-- start ITEMS --

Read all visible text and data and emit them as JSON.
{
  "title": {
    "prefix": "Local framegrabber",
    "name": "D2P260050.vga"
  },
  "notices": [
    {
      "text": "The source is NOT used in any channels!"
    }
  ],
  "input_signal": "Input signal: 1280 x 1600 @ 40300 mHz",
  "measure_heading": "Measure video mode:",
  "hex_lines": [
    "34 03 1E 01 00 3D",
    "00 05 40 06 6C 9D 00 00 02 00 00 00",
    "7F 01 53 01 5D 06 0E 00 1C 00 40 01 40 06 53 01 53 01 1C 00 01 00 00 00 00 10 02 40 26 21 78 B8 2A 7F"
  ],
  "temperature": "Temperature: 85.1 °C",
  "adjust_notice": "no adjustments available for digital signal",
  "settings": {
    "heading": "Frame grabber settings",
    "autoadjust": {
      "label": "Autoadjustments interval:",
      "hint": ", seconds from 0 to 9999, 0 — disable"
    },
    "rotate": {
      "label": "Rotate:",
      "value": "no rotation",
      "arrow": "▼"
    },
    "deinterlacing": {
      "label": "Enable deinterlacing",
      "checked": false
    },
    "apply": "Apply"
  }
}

-- end ITEMS --

▶ _EXERCISE AIM_
Search the lines above for the string "signal", then show every one that has it.

▶ _THE RESPONSE_
  "input_signal": "Input signal: 1280 x 1600 @ 40300 mHz",
  "adjust_notice": "no adjustments available for digital signal",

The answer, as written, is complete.